Exercise instructions –
Write out all the data again, exactly as it stands.

Data section –
——————————

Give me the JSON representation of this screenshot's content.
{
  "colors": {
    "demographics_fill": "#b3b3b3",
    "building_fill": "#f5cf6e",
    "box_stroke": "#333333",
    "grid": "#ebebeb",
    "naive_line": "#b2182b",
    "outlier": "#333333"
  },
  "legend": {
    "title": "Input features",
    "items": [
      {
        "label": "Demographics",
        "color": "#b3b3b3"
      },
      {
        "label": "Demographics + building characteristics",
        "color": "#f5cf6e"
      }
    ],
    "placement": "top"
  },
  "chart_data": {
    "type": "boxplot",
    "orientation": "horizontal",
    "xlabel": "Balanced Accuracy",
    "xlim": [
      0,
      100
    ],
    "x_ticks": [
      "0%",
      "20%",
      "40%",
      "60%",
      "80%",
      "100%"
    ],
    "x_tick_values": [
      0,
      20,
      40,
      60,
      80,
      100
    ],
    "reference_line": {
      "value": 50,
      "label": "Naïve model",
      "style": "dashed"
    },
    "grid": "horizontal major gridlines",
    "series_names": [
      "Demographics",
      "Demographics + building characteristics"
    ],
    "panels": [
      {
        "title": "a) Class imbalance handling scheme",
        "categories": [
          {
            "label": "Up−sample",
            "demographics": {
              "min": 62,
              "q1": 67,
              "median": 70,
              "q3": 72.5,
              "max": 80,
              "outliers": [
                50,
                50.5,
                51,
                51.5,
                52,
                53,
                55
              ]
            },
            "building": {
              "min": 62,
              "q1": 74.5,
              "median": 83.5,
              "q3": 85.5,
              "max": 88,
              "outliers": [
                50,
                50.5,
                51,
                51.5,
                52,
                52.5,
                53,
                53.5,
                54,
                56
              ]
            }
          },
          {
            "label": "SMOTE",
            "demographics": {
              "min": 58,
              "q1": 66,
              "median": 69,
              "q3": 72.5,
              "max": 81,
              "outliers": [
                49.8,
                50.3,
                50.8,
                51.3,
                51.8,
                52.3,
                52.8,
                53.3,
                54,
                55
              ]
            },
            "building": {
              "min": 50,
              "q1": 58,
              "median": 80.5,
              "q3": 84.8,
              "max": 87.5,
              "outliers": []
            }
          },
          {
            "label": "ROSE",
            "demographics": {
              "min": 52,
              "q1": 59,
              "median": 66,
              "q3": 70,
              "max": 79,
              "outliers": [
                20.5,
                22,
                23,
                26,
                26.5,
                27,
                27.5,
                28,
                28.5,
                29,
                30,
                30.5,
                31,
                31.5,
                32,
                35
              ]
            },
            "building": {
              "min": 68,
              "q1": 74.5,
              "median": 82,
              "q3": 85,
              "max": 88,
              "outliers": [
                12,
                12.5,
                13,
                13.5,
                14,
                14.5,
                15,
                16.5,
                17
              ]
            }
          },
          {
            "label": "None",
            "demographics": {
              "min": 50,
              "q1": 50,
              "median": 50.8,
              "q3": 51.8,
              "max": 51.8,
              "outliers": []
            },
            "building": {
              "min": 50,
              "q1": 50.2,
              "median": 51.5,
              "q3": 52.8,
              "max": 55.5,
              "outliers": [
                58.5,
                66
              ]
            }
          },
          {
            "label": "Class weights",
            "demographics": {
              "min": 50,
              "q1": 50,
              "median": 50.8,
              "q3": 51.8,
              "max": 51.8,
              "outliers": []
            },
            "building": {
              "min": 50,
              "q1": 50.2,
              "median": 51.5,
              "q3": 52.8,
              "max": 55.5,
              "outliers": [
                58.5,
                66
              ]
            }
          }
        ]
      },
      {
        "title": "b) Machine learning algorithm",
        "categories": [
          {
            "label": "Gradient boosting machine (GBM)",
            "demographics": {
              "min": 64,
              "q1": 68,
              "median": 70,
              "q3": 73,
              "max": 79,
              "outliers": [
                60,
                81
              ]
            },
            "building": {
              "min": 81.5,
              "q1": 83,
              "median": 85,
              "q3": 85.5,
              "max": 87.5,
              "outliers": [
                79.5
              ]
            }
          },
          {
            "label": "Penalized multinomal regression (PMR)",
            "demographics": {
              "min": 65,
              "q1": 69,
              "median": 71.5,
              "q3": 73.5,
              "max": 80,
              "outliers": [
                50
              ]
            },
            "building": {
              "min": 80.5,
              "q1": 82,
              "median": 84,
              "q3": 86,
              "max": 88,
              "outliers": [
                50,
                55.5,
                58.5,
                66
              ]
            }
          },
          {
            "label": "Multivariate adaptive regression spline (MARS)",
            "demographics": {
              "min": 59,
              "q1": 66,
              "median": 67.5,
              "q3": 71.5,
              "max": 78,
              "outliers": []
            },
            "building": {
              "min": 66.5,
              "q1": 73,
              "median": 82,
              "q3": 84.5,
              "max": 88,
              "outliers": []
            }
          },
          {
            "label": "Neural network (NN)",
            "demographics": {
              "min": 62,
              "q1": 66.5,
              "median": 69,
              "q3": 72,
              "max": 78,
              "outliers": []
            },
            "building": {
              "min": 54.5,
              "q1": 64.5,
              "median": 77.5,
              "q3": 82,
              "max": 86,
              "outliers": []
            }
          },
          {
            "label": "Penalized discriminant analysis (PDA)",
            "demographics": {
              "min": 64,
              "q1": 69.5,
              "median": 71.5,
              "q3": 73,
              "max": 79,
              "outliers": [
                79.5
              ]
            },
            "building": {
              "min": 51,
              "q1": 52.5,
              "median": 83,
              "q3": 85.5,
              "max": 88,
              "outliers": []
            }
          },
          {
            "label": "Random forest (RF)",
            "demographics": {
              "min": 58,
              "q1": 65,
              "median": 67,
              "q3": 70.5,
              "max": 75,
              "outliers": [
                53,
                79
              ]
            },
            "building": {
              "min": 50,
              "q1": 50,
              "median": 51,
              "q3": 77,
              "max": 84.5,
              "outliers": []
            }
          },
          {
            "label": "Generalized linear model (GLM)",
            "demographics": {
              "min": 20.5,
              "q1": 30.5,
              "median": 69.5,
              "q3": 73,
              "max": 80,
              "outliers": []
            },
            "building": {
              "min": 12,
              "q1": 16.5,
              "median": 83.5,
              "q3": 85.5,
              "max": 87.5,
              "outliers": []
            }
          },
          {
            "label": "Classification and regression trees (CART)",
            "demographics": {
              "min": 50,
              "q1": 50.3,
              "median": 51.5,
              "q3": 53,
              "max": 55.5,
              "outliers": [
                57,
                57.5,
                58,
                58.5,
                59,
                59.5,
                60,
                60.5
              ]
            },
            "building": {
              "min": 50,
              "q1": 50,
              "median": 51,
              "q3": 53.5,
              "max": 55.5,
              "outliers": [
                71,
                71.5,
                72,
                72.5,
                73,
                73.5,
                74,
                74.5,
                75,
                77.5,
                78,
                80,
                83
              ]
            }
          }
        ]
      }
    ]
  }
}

——————————

Finished task –
Give me the JSON representation of this screenshot's content.
{
  "colors": {
    "demographics_fill": "#b3b3b3",
    "building_fill": "#f5cf6e",
    "box_stroke": "#333333",
    "grid": "#ebebeb",
    "naive_line": "#b2182b",
    "outlier": "#333333"
  },
  "legend": {
    "title": "Input features",
    "items": [
      {
        "label": "Demographics",
        "color": "#b3b3b3"
      },
      {
        "label": "Demographics + building characteristics",
        "color": "#f5cf6e"
      }
    ],
    "placement": "top"
  },
  "chart_data": {
    "type": "boxplot",
    "orientation": "horizontal",
    "xlabel": "Balanced Accuracy",
    "xlim": [
      0,
      100
    ],
    "x_ticks": [
      "0%",
      "20%",
      "40%",
      "60%",
      "80%",
      "100%"
    ],
    "x_tick_values": [
      0,
      20,
      40,
      60,
      80,
      100
    ],
    "reference_line": {
      "value": 50,
      "label": "Naïve model",
      "style": "dashed"
    },
    "grid": "horizontal major gridlines",
    "series_names": [
      "Demographics",
      "Demographics + building characteristics"
    ],
    "panels": [
      {
        "title": "a) Class imbalance handling scheme",
        "categories": [
          {
            "label": "Up−sample",
            "demographics": {
              "min": 62,
              "q1": 67,
              "median": 70,
              "q3": 72.5,
              "max": 80,
              "outliers": [
                50,
                50.5,
                51,
                51.5,
                52,
                53,
                55
              ]
            },
            "building": {
              "min": 62,
              "q1": 74.5,
              "median": 83.5,
              "q3": 85.5,
              "max": 88,
              "outliers": [
                50,
                50.5,
                51,
                51.5,
                52,
                52.5,
                53,
                53.5,
                54,
                56
              ]
            }
          },
          {
            "label": "SMOTE",
            "demographics": {
              "min": 58,
              "q1": 66,
              "median": 69,
              "q3": 72.5,
              "max": 81,
              "outliers": [
                49.8,
                50.3,
                50.8,
                51.3,
                51.8,
                52.3,
                52.8,
                53.3,
                54,
                55
              ]
            },
            "building": {
              "min": 50,
              "q1": 58,
              "median": 80.5,
              "q3": 84.8,
              "max": 87.5,
              "outliers": []
            }
          },
          {
            "label": "ROSE",
            "demographics": {
              "min": 52,
              "q1": 59,
              "median": 66,
              "q3": 70,
              "max": 79,
              "outliers": [
                20.5,
                22,
                23,
                26,
                26.5,
                27,
                27.5,
                28,
                28.5,
                29,
                30,
                30.5,
                31,
                31.5,
                32,
                35
              ]
            },
            "building": {
              "min": 68,
              "q1": 74.5,
              "median": 82,
              "q3": 85,
              "max": 88,
              "outliers": [
                12,
                12.5,
                13,
                13.5,
                14,
                14.5,
                15,
                16.5,
                17
              ]
            }
          },
          {
            "label": "None",
            "demographics": {
              "min": 50,
              "q1": 50,
              "median": 50.8,
              "q3": 51.8,
              "max": 51.8,
              "outliers": []
            },
            "building": {
              "min": 50,
              "q1": 50.2,
              "median": 51.5,
              "q3": 52.8,
              "max": 55.5,
              "outliers": [
                58.5,
                66
              ]
            }
          },
          {
            "label": "Class weights",
            "demographics": {
              "min": 50,
              "q1": 50,
              "median": 50.8,
              "q3": 51.8,
              "max": 51.8,
              "outliers": []
            },
            "building": {
              "min": 50,
              "q1": 50.2,
              "median": 51.5,
              "q3": 52.8,
              "max": 55.5,
              "outliers": [
                58.5,
                66
              ]
            }
          }
        ]
      },
      {
        "title": "b) Machine learning algorithm",
        "categories": [
          {
            "label": "Gradient boosting machine (GBM)",
            "demographics": {
              "min": 64,
              "q1": 68,
              "median": 70,
              "q3": 73,
              "max": 79,
              "outliers": [
                60,
                81
              ]
            },
            "building": {
              "min": 81.5,
              "q1": 83,
              "median": 85,
              "q3": 85.5,
              "max": 87.5,
              "outliers": [
                79.5
              ]
            }
          },
          {
            "label": "Penalized multinomal regression (PMR)",
            "demographics": {
              "min": 65,
              "q1": 69,
              "median": 71.5,
              "q3": 73.5,
              "max": 80,
              "outliers": [
                50
              ]
            },
            "building": {
              "min": 80.5,
              "q1": 82,
              "median": 84,
              "q3": 86,
              "max": 88,
              "outliers": [
                50,
                55.5,
                58.5,
                66
              ]
            }
          },
          {
            "label": "Multivariate adaptive regression spline (MARS)",
            "demographics": {
              "min": 59,
              "q1": 66,
              "median": 67.5,
              "q3": 71.5,
              "max": 78,
              "outliers": []
            },
            "building": {
              "min": 66.5,
              "q1": 73,
              "median": 82,
              "q3": 84.5,
              "max": 88,
              "outliers": []
            }
          },
          {
            "label": "Neural network (NN)",
            "demographics": {
              "min": 62,
              "q1": 66.5,
              "median": 69,
              "q3": 72,
              "max": 78,
              "outliers": []
            },
            "building": {
              "min": 54.5,
              "q1": 64.5,
              "median": 77.5,
              "q3": 82,
              "max": 86,
              "outliers": []
            }
          },
          {
            "label": "Penalized discriminant analysis (PDA)",
            "demographics": {
              "min": 64,
              "q1": 69.5,
              "median": 71.5,
              "q3": 73,
              "max": 79,
              "outliers": [
                79.5
              ]
            },
            "building": {
              "min": 51,
              "q1": 52.5,
              "median": 83,
              "q3": 85.5,
              "max": 88,
              "outliers": []
            }
          },
          {
            "label": "Random forest (RF)",
            "demographics": {
              "min": 58,
              "q1": 65,
              "median": 67,
              "q3": 70.5,
              "max": 75,
              "outliers": [
                53,
                79
              ]
            },
            "building": {
              "min": 50,
              "q1": 50,
              "median": 51,
              "q3": 77,
              "max": 84.5,
              "outliers": []
            }
          },
          {
            "label": "Generalized linear model (GLM)",
            "demographics": {
              "min": 20.5,
              "q1": 30.5,
              "median": 69.5,
              "q3": 73,
              "max": 80,
              "outliers": []
            },
            "building": {
              "min": 12,
              "q1": 16.5,
              "median": 83.5,
              "q3": 85.5,
              "max": 87.5,
              "outliers": []
            }
          },
          {
            "label": "Classification and regression trees (CART)",
            "demographics": {
              "min": 50,
              "q1": 50.3,
              "median": 51.5,
              "q3": 53,
              "max": 55.5,
              "outliers": [
                57,
                57.5,
                58,
                58.5,
                59,
                59.5,
                60,
                60.5
              ]
            },
            "building": {
              "min": 50,
              "q1": 50,
              "median": 51,
              "q3": 53.5,
              "max": 55.5,
              "outliers": [
                71,
                71.5,
                72,
                72.5,
                73,
                73.5,
                74,
                74.5,
                75,
                77.5,
                78,
                80,
                83
              ]
            }
          }
        ]
      }
    ]
  }
}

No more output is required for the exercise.